Dataset records
--*--

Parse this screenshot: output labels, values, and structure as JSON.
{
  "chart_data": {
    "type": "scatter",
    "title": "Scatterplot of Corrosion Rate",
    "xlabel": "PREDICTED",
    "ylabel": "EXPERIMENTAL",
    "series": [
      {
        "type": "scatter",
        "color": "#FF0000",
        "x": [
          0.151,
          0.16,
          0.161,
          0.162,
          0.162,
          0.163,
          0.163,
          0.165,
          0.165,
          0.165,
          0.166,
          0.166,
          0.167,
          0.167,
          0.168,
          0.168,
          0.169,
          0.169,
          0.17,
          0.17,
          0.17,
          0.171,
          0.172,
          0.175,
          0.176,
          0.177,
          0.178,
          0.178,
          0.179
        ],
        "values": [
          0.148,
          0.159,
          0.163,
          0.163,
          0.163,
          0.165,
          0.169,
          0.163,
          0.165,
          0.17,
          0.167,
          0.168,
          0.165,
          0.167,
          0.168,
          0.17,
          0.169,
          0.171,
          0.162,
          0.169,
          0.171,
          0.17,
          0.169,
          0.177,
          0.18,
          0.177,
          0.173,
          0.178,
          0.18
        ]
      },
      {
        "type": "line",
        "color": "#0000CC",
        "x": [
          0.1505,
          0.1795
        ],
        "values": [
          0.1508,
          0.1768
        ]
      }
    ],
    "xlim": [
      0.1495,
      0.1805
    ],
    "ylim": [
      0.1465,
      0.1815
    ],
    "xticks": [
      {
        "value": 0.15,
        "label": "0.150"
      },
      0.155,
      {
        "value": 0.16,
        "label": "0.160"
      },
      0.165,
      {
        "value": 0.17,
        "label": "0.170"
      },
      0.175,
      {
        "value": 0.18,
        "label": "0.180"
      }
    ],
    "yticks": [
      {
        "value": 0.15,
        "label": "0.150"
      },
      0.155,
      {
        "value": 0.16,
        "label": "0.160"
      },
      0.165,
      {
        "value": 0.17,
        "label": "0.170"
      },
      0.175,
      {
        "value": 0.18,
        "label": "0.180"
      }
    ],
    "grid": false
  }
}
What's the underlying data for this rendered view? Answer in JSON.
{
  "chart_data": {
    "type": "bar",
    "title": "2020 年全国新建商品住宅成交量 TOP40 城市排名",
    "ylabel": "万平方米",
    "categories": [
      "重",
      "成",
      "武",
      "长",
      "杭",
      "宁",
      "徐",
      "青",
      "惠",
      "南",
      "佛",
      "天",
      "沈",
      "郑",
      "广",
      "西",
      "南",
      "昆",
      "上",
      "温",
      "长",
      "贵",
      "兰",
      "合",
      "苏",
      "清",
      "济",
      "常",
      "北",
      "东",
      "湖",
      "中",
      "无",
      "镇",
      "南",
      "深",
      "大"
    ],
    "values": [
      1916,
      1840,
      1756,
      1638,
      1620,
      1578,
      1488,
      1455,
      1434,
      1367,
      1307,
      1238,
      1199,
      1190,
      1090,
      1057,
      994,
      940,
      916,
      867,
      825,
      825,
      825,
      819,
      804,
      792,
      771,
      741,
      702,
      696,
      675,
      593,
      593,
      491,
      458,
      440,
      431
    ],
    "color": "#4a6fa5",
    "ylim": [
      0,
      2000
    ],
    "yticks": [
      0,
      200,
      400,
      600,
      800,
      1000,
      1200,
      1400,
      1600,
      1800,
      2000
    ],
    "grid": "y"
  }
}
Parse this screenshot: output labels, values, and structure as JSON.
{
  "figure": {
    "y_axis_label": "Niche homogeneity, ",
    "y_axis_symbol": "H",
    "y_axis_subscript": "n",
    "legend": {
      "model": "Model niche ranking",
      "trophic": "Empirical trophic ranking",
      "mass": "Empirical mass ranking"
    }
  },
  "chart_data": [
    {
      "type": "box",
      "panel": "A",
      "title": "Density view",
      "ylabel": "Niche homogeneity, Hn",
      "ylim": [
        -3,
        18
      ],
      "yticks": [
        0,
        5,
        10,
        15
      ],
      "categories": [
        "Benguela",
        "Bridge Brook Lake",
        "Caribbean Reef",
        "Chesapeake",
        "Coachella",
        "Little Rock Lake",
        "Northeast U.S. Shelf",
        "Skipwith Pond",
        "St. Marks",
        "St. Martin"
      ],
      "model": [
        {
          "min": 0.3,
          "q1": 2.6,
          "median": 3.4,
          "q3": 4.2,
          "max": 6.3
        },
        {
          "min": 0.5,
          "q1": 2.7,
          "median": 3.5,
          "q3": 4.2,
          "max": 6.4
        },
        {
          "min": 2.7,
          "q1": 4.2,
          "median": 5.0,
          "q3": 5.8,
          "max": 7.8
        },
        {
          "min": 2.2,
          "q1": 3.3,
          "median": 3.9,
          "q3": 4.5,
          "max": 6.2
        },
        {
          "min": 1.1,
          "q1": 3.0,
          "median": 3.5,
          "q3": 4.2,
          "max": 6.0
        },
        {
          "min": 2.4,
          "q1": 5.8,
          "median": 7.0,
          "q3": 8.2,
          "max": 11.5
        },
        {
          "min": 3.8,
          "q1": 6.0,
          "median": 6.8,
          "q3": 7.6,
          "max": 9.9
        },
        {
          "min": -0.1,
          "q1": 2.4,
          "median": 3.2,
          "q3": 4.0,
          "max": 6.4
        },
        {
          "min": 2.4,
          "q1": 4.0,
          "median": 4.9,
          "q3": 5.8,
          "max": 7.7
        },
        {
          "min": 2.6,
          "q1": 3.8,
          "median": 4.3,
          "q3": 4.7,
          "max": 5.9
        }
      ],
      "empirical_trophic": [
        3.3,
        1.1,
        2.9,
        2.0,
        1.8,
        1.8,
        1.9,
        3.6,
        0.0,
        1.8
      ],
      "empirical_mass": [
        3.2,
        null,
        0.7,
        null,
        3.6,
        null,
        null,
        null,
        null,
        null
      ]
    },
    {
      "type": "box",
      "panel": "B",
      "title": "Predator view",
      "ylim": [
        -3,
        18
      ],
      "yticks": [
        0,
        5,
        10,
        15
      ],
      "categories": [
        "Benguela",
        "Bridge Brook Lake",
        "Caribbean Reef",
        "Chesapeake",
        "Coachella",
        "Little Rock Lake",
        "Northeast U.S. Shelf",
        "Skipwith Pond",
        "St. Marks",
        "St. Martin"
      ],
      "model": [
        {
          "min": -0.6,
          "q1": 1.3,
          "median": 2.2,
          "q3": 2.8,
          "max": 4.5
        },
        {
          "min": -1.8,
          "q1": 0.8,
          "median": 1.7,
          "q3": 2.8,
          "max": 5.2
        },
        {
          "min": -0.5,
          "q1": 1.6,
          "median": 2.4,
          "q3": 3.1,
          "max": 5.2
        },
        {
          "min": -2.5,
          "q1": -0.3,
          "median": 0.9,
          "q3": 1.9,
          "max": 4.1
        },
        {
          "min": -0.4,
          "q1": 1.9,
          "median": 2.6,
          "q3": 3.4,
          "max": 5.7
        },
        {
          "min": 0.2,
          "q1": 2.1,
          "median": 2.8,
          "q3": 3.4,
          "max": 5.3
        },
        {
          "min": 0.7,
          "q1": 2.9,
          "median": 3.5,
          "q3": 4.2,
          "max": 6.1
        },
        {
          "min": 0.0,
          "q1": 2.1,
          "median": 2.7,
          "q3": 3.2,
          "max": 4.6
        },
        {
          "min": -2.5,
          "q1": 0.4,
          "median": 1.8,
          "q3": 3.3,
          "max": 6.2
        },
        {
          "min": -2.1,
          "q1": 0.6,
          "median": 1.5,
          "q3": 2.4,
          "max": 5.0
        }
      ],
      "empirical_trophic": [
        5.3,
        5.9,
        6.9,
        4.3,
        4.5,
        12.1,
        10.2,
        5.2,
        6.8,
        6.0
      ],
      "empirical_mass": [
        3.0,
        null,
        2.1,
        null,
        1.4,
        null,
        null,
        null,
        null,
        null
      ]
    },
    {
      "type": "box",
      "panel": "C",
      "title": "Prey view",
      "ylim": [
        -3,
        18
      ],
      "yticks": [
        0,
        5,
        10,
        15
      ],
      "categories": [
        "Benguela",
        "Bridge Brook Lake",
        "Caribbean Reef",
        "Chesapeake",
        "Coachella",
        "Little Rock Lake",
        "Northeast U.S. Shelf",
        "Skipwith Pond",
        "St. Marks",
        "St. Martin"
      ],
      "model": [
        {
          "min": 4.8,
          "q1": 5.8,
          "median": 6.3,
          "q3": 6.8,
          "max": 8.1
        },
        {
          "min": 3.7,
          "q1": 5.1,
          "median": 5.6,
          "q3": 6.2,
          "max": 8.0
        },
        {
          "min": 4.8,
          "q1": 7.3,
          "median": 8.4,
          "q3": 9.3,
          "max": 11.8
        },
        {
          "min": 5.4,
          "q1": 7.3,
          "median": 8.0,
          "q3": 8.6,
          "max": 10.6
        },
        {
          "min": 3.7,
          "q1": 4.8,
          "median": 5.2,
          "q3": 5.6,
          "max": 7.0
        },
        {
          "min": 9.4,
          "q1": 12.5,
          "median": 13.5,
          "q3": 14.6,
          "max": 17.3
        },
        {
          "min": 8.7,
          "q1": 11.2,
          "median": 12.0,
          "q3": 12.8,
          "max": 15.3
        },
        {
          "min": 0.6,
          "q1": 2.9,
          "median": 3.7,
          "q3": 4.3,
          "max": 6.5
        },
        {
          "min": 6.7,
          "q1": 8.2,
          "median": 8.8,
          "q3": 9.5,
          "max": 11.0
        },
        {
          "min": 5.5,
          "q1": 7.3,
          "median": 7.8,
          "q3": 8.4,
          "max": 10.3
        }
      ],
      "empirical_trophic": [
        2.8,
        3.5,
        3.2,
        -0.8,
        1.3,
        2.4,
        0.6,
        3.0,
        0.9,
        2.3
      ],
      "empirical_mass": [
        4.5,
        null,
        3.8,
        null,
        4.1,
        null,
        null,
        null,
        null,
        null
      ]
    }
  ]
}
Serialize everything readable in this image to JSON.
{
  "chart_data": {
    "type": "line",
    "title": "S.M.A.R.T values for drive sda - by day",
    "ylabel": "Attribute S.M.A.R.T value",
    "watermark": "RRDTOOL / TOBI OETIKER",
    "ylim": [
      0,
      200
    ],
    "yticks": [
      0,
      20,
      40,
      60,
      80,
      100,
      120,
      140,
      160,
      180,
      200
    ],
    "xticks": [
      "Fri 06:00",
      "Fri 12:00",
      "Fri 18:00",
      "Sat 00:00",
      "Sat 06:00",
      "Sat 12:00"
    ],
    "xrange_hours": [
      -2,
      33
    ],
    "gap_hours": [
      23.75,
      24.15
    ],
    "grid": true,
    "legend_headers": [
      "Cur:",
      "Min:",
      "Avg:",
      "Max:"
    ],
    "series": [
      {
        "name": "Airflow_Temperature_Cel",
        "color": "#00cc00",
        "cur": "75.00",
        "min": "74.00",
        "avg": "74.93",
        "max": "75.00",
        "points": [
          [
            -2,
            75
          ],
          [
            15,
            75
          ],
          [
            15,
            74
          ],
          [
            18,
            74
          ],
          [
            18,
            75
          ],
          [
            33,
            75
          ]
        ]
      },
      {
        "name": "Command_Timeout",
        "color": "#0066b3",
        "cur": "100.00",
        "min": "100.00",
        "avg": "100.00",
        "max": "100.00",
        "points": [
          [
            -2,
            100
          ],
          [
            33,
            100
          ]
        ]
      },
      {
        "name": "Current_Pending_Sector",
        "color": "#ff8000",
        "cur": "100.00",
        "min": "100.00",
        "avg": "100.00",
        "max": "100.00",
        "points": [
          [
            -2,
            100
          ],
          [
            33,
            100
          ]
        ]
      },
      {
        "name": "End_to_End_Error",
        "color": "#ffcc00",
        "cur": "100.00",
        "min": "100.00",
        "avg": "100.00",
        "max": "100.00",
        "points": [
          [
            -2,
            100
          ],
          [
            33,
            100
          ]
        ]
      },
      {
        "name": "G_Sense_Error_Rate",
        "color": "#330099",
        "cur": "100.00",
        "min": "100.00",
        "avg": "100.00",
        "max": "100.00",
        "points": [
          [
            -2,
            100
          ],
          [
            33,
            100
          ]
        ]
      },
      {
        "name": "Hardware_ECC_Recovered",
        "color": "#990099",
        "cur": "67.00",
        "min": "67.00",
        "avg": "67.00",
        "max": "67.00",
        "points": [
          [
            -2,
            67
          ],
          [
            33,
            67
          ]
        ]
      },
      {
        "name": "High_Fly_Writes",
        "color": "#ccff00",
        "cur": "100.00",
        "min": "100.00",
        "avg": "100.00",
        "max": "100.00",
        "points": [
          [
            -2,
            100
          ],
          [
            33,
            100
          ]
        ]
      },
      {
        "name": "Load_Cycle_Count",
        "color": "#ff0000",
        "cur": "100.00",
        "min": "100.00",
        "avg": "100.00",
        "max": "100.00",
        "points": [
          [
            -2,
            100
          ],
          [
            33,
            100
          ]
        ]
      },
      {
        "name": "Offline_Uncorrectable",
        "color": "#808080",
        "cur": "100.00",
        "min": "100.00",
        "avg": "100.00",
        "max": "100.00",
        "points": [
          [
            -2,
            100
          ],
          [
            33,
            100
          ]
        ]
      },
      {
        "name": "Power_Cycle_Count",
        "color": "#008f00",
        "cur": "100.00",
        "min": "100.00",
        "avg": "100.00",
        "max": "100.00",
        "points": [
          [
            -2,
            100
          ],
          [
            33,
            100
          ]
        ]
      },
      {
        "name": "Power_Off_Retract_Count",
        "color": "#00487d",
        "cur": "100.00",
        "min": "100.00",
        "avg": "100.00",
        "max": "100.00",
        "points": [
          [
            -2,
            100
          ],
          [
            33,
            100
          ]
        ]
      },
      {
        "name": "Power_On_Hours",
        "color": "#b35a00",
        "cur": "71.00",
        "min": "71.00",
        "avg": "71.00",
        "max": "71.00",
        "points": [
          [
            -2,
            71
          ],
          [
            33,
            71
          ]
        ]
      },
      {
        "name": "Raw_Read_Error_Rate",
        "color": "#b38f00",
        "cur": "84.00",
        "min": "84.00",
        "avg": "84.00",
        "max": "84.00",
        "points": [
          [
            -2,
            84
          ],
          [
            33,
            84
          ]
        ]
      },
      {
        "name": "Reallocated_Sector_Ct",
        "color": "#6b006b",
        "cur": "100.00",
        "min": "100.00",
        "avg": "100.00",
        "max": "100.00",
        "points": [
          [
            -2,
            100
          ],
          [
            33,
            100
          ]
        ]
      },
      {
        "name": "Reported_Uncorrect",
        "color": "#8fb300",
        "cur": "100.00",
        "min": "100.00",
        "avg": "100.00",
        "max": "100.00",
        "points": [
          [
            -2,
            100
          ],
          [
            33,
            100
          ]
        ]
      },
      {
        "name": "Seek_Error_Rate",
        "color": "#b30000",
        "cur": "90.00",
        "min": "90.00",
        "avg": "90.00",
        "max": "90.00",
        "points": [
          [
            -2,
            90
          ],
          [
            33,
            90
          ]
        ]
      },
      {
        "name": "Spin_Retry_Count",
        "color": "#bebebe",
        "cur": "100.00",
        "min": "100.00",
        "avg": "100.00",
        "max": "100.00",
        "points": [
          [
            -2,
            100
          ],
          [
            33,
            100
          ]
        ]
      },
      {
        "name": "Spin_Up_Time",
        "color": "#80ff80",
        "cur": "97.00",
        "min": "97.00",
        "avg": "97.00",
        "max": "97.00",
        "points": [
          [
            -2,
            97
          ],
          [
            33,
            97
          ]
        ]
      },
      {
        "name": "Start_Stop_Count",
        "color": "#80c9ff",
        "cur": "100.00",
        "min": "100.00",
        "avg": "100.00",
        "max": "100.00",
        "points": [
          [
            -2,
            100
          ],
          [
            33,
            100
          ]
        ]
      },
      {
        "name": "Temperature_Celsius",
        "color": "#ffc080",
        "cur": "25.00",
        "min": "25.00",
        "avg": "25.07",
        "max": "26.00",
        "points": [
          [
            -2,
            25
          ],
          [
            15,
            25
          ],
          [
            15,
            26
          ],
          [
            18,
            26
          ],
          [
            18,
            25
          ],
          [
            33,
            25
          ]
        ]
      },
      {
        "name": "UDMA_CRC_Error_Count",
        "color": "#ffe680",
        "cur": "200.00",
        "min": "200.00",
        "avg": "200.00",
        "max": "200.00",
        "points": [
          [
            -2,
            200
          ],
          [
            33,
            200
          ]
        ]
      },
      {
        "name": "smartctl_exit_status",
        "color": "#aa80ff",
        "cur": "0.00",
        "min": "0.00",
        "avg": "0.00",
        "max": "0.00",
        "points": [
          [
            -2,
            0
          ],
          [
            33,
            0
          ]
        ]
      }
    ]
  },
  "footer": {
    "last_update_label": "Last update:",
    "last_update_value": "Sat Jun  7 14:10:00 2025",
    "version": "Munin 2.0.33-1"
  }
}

--*--

* TASK STATEMENT: Which lines hold the string "ylabel"? List them all.

* IN RESPONSE:
    "ylabel": "EXPERIMENTAL",
    "ylabel": "万平方米",
      "ylabel": "Niche homogeneity, Hn",
    "ylabel": "Attribute S.M.A.R.T value",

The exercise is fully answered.